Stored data

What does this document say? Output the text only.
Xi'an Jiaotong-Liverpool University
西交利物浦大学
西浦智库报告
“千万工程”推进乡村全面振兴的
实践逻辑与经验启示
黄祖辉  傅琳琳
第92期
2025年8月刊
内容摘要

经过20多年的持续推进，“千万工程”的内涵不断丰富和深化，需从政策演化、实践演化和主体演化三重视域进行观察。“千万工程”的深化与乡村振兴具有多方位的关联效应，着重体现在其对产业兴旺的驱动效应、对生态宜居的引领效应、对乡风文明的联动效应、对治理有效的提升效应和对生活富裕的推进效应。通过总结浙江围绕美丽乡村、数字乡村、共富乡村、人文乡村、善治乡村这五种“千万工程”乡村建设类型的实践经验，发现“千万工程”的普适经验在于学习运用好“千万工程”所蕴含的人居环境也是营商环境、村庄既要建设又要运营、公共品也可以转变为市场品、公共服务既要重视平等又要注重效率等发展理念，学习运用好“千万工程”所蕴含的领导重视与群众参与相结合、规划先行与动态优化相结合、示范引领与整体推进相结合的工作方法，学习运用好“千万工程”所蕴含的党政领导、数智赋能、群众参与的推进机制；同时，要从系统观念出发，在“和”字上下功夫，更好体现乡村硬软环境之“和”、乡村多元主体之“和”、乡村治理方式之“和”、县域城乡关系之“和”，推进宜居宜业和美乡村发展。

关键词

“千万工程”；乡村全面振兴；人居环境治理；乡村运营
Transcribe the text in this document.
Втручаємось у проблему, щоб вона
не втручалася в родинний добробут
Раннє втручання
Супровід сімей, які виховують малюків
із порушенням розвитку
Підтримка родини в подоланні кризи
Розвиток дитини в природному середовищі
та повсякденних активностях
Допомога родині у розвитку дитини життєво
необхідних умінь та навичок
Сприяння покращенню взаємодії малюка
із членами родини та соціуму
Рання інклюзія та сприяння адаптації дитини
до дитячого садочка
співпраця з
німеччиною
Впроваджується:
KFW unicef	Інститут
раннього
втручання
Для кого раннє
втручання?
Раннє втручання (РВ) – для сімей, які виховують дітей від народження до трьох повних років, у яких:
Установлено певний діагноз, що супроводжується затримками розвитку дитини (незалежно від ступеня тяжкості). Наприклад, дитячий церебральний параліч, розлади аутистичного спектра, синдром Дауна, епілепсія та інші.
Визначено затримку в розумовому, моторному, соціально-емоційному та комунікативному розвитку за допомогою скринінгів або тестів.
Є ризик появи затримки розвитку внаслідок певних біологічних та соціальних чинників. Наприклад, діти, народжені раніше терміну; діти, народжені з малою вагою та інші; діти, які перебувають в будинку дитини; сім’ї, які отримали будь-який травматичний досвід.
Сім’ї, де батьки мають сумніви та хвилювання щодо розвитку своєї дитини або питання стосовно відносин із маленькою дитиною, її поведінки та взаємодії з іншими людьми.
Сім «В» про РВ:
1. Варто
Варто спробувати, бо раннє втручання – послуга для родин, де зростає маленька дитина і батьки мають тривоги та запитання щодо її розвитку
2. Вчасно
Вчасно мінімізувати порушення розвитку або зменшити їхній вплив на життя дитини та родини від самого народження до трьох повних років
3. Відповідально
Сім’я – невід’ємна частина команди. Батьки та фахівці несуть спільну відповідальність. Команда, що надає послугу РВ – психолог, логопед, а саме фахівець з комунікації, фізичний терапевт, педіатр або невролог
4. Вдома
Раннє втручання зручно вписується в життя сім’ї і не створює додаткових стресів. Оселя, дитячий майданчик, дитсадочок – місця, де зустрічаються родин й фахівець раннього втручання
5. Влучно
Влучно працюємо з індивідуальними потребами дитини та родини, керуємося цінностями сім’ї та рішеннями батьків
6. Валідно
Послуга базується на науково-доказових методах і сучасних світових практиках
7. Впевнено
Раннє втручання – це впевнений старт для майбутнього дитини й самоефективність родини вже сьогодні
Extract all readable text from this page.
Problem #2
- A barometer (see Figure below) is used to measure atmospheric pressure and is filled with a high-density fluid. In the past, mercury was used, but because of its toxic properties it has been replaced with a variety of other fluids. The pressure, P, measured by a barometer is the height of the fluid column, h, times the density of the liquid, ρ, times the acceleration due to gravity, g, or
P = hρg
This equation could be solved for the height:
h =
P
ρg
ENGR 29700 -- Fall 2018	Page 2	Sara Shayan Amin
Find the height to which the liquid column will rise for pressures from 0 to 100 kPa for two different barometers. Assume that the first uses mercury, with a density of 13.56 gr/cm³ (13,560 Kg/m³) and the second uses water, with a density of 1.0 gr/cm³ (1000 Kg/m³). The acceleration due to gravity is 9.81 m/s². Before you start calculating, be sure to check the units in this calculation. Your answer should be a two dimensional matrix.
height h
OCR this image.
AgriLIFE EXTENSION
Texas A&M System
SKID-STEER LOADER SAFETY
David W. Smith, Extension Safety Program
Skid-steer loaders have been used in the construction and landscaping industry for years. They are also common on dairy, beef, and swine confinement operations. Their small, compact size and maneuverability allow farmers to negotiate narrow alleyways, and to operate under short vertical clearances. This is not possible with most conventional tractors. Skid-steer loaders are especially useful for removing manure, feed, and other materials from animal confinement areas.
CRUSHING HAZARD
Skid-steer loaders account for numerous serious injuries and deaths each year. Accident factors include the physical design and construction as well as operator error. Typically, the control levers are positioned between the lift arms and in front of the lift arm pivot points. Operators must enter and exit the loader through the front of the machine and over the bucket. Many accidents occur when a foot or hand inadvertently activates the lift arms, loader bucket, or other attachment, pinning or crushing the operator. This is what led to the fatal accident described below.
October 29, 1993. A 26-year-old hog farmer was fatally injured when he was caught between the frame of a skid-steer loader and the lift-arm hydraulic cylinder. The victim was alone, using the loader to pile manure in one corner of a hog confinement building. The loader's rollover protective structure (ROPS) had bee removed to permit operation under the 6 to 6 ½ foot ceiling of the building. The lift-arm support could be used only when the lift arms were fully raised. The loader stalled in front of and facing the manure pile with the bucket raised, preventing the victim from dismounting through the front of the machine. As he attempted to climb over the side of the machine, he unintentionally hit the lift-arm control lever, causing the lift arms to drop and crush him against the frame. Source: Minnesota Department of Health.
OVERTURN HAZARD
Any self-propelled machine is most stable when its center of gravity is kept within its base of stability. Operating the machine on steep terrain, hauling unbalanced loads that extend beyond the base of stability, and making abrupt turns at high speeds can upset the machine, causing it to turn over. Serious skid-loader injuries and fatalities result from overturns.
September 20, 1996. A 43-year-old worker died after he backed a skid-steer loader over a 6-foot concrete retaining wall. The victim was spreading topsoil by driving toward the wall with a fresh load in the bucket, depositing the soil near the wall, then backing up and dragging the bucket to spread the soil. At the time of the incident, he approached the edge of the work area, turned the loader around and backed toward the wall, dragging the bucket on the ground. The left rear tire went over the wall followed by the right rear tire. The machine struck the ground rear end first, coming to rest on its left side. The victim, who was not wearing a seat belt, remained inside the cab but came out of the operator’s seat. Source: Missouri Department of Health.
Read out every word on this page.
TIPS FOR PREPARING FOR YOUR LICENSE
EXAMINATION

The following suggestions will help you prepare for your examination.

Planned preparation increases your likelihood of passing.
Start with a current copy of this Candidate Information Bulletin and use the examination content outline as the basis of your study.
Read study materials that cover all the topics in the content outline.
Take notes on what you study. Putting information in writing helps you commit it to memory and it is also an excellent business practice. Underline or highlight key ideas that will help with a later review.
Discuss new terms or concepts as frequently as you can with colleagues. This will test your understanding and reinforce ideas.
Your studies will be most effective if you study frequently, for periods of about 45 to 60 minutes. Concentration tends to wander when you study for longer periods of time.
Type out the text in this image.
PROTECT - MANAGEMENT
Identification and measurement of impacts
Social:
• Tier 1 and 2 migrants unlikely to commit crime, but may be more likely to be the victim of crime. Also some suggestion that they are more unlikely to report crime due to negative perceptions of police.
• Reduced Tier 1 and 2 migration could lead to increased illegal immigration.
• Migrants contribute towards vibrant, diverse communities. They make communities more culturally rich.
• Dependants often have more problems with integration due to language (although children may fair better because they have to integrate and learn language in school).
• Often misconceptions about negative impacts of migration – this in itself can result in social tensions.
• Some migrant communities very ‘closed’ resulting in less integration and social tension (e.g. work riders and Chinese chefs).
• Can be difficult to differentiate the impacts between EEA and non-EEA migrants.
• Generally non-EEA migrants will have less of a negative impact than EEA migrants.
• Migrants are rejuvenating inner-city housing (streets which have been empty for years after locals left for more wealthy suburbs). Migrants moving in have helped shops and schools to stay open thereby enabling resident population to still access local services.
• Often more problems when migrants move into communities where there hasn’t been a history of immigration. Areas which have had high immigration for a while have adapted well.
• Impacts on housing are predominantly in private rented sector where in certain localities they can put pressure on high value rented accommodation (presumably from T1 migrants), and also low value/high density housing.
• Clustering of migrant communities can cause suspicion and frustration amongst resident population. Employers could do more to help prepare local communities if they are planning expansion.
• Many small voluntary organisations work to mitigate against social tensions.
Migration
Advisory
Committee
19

### Written request
Check each line above for the string "народження" and show the ones that have it.

### Exercise output
Раннє втручання (РВ) – для сімей, які виховують дітей від народження до трьох повних років, у яких:
Вчасно мінімізувати порушення розвитку або зменшити їхній вплив на життя дитини та родини від самого народження до трьох повних років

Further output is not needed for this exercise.